Part of a data file:
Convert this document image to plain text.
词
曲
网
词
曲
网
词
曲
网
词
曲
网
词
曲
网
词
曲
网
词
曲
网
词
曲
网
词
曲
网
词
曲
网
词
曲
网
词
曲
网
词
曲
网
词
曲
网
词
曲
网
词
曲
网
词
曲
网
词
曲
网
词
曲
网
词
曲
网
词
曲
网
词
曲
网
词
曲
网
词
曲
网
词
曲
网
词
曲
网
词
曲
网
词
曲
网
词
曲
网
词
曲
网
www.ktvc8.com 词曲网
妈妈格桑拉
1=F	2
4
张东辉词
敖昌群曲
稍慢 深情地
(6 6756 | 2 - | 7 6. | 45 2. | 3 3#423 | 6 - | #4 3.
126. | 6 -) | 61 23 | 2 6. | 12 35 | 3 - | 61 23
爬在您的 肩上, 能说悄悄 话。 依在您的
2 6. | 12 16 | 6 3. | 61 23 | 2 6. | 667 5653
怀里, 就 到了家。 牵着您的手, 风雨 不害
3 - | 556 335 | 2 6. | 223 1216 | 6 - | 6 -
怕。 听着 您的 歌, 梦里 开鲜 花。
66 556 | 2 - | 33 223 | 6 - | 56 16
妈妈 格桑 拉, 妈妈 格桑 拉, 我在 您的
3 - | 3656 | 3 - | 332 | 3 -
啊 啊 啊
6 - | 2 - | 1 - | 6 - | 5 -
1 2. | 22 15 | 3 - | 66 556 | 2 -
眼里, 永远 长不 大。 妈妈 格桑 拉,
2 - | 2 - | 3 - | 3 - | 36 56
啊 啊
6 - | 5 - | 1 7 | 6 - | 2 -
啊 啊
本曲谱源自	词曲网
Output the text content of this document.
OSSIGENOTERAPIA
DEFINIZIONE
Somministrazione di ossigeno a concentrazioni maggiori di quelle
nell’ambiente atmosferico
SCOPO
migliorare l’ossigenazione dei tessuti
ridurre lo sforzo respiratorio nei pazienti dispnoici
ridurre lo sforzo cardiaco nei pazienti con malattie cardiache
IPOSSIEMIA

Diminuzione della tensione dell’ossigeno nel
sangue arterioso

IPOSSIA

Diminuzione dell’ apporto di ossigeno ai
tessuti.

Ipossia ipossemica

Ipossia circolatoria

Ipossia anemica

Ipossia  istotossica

**What you need to do:** From the records above, pick out and copy each line holding the word "sforzo".

**Written solution:**
ridurre lo sforzo respiratorio nei pazienti dispnoici
ridurre lo sforzo cardiaco nei pazienti con malattie cardiache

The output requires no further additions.